** Begin Task material **
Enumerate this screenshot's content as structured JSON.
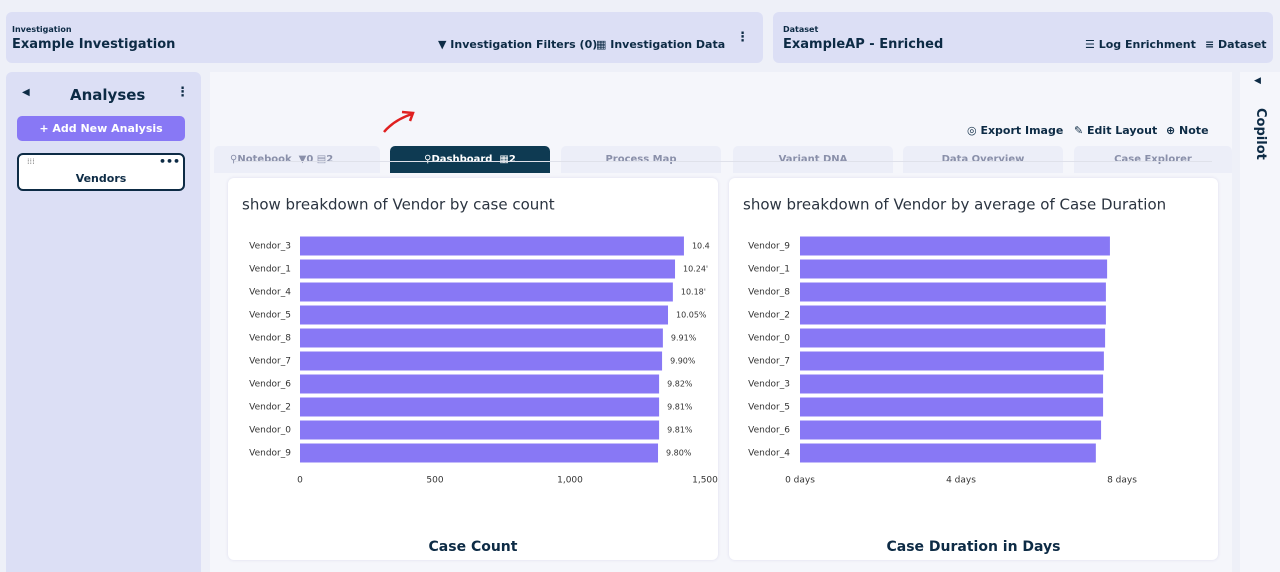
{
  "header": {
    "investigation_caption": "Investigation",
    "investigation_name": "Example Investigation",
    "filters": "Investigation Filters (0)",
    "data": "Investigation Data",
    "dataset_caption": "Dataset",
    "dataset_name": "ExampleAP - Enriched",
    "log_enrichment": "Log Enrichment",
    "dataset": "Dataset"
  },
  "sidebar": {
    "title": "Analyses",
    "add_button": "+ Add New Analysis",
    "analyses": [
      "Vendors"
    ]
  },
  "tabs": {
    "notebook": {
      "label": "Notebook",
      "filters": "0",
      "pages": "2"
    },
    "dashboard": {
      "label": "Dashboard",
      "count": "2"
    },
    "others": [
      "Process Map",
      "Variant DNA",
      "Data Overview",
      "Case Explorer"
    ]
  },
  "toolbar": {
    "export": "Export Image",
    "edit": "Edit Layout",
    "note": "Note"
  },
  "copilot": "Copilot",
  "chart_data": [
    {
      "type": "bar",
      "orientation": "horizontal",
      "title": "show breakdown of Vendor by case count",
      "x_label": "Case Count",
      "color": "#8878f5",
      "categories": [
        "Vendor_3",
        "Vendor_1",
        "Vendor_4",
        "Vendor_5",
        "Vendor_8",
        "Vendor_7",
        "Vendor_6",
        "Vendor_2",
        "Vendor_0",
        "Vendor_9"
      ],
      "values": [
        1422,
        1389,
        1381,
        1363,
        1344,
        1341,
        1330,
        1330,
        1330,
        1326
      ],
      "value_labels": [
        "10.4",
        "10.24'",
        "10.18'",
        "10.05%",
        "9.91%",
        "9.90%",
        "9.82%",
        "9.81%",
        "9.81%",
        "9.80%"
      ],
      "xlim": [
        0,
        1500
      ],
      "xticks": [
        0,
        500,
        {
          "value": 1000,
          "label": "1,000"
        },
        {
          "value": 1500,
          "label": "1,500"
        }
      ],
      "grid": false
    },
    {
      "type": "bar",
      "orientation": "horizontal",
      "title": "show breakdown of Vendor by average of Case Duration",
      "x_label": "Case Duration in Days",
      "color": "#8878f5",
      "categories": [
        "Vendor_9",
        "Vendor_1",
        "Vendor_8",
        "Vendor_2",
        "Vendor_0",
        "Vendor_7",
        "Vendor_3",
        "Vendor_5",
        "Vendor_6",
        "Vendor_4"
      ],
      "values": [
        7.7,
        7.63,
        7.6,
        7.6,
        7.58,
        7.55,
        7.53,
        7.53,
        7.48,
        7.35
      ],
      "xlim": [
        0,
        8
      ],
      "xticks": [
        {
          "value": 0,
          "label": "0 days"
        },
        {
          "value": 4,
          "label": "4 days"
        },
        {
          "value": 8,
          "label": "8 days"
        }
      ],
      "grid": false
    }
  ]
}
** End Task material **
** Begin Task material **
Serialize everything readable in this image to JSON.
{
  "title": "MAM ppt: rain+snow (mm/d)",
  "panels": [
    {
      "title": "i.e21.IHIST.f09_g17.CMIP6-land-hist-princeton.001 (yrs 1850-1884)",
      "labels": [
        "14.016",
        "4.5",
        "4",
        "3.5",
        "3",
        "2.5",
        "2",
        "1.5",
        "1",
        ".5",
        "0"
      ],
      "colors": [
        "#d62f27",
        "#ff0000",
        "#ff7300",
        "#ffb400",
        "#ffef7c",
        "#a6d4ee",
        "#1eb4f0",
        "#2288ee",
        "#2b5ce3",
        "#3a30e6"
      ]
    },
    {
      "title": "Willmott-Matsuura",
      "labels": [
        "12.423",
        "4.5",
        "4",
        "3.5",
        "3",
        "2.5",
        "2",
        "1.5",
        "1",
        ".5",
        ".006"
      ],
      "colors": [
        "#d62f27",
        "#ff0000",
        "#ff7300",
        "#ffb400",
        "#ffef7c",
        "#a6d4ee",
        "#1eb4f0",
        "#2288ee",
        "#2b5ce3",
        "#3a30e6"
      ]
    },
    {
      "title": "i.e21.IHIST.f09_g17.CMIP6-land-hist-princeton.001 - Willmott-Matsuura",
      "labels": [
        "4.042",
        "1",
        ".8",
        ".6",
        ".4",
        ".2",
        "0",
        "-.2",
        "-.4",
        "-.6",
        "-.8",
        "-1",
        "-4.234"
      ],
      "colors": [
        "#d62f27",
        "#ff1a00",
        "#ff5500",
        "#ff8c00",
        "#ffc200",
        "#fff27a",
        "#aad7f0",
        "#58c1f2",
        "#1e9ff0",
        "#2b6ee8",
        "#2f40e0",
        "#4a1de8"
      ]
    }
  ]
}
** End Task material **
** Begin Task material **
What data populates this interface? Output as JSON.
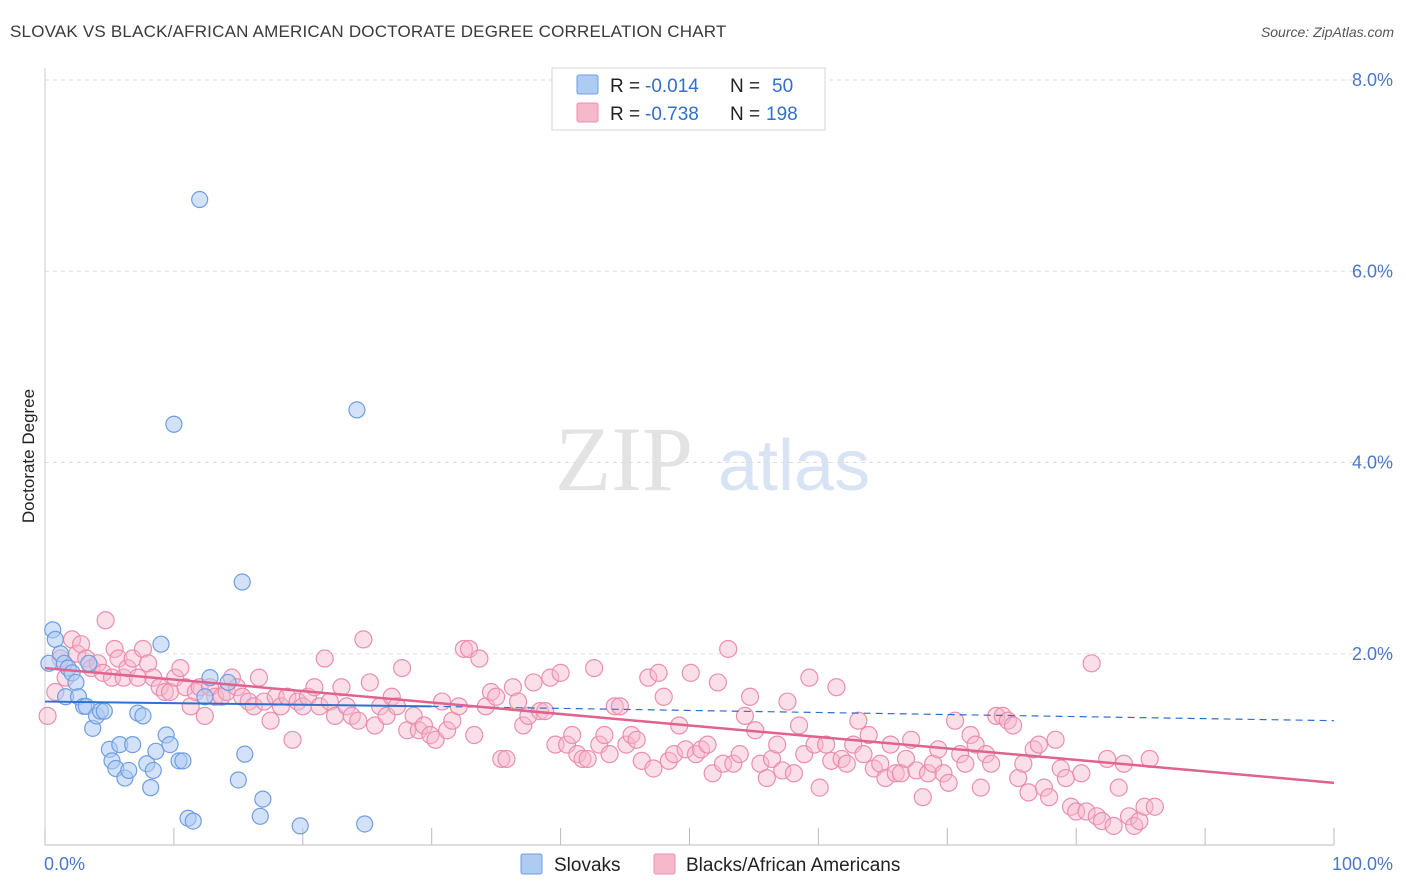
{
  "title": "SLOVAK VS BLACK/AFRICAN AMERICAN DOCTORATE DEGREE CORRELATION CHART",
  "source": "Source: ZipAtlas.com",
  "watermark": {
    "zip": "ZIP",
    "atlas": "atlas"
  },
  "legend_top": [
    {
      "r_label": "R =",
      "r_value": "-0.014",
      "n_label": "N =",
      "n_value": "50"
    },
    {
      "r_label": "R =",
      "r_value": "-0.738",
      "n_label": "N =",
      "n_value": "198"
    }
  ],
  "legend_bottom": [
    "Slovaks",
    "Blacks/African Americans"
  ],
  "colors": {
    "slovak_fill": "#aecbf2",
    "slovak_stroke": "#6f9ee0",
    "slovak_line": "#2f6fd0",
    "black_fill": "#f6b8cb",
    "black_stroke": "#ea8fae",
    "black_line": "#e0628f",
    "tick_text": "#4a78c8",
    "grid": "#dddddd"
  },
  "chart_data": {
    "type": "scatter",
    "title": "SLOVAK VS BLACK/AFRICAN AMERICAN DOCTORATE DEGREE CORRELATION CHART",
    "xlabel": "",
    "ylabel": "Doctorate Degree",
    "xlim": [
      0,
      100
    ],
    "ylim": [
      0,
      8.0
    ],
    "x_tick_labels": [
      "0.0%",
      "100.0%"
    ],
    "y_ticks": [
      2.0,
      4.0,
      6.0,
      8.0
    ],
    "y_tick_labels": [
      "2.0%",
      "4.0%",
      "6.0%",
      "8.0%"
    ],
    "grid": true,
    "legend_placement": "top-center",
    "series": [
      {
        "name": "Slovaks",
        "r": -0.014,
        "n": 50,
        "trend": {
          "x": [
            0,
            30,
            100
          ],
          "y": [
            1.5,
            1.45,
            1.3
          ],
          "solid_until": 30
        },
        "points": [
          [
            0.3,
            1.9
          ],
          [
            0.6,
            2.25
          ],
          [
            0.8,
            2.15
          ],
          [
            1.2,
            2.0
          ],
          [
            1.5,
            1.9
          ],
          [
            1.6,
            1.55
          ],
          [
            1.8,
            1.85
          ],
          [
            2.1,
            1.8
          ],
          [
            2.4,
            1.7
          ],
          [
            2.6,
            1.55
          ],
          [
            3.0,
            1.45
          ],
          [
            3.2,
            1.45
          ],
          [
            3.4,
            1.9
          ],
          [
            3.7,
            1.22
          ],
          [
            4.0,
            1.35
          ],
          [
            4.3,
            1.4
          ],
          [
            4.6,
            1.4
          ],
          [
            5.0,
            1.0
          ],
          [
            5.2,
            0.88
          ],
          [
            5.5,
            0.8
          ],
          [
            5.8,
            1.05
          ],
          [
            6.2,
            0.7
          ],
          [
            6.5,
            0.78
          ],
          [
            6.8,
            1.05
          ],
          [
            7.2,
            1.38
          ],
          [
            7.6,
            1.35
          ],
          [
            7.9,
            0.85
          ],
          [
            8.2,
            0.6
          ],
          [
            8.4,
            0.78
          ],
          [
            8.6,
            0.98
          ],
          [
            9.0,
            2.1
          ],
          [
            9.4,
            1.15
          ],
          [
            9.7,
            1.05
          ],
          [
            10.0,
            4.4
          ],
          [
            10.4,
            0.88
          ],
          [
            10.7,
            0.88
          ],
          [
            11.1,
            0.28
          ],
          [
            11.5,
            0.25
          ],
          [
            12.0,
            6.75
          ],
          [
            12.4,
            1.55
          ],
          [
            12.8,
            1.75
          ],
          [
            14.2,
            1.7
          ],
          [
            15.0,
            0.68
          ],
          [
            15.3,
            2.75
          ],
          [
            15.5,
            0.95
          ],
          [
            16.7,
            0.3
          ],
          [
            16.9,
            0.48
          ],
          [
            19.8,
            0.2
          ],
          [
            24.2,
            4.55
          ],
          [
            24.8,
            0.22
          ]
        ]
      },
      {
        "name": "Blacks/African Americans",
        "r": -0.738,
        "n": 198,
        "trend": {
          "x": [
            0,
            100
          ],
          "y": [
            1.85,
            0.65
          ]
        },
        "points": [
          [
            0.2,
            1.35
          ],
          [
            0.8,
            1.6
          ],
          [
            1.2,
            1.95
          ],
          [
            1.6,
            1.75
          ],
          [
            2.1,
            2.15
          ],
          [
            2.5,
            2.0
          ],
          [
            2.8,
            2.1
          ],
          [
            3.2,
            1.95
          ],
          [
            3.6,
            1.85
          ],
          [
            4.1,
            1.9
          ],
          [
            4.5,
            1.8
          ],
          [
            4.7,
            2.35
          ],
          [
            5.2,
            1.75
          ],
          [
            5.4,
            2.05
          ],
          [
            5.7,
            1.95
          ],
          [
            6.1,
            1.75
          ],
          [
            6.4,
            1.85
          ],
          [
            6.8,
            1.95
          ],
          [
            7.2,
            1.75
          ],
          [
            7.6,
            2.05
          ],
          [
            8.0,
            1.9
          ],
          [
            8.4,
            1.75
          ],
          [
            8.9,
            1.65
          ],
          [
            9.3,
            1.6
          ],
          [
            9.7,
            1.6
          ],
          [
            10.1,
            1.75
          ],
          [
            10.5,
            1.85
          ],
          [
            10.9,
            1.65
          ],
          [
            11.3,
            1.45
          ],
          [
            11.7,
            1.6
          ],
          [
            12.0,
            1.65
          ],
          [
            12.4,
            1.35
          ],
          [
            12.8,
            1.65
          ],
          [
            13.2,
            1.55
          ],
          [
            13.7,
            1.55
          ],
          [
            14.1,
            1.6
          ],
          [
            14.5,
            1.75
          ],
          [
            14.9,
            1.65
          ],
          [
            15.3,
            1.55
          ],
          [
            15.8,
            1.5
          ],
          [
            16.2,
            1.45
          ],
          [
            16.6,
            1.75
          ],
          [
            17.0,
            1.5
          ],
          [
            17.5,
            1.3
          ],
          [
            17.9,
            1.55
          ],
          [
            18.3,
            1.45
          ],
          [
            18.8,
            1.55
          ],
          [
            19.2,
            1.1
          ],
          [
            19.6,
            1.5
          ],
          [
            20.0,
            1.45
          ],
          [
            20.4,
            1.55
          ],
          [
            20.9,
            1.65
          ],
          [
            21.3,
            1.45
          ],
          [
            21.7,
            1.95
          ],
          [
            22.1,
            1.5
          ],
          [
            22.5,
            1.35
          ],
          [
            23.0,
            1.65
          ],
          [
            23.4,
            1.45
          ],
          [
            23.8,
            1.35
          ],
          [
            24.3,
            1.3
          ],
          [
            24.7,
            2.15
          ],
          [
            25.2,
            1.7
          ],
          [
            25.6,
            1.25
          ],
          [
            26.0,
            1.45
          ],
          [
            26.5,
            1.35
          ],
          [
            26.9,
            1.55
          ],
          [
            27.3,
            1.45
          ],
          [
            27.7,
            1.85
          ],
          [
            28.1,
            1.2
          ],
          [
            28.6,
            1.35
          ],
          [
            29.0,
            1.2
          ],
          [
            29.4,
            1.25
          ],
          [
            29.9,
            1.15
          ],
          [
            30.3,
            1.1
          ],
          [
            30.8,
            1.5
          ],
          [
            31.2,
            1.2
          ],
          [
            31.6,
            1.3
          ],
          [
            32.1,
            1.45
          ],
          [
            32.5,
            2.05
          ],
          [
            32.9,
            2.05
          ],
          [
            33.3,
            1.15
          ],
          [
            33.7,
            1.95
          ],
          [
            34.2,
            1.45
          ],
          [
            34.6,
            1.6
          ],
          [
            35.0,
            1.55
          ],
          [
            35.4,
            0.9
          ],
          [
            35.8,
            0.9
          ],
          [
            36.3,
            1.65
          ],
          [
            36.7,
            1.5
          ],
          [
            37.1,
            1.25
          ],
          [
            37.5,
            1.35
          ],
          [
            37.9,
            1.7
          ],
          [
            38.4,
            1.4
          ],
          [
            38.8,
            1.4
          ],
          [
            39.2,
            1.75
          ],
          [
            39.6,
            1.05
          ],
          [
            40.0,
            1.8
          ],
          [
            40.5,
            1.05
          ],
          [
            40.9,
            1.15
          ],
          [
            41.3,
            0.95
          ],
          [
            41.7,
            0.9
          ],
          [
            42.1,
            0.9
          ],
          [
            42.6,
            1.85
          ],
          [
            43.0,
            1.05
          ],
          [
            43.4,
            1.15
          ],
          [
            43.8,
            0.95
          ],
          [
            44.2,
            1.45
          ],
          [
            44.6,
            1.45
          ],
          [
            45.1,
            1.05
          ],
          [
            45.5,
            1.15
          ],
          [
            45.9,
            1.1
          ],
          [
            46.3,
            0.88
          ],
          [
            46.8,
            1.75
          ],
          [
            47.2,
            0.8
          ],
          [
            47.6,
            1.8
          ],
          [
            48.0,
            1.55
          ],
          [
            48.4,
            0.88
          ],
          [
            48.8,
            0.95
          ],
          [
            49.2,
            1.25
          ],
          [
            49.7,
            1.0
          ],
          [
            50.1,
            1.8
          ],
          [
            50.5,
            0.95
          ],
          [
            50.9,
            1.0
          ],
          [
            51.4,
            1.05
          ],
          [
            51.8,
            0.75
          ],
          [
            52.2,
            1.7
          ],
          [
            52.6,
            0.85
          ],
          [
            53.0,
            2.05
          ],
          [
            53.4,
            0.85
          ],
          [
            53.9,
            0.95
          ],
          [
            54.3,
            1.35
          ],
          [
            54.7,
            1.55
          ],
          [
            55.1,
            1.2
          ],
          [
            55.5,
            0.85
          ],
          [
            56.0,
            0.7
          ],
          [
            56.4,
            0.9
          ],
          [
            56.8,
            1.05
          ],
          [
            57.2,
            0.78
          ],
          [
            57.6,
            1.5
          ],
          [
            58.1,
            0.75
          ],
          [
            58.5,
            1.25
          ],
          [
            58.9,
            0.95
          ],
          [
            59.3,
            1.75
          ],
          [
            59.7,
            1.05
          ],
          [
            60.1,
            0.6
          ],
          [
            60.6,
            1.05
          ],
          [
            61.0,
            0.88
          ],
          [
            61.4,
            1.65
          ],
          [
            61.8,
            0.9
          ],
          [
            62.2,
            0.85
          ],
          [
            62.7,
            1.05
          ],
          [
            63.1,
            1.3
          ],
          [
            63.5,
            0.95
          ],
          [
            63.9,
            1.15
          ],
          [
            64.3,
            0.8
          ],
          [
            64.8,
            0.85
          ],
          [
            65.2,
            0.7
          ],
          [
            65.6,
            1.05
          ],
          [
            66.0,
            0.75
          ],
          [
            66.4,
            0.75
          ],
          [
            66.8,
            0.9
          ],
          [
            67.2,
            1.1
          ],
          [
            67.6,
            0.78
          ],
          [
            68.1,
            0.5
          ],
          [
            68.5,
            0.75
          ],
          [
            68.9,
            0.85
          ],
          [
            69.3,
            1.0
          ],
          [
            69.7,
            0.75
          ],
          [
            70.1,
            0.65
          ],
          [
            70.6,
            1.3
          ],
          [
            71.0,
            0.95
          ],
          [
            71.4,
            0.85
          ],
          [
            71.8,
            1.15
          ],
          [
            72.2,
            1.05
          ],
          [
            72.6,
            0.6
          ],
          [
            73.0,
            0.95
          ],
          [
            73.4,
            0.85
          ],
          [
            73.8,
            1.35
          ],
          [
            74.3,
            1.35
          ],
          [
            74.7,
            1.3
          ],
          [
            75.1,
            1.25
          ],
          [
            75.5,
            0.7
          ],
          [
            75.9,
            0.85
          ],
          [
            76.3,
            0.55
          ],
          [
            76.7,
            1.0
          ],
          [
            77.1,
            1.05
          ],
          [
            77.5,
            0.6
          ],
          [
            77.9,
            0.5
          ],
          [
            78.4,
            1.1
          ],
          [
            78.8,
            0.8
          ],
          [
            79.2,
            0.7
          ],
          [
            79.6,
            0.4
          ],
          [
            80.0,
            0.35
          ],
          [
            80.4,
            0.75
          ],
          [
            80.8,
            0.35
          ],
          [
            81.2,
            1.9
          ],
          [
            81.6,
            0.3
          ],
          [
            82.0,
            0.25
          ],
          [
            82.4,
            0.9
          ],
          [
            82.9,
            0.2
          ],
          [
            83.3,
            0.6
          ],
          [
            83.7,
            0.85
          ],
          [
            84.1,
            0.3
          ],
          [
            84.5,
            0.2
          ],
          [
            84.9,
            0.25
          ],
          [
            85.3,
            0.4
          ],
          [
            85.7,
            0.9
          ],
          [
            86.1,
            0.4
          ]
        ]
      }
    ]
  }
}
** End Task material **
* **Problem**: State how many lines of the listing above hold the word "filters", with nothing but the number.

* **Exercise output**: 2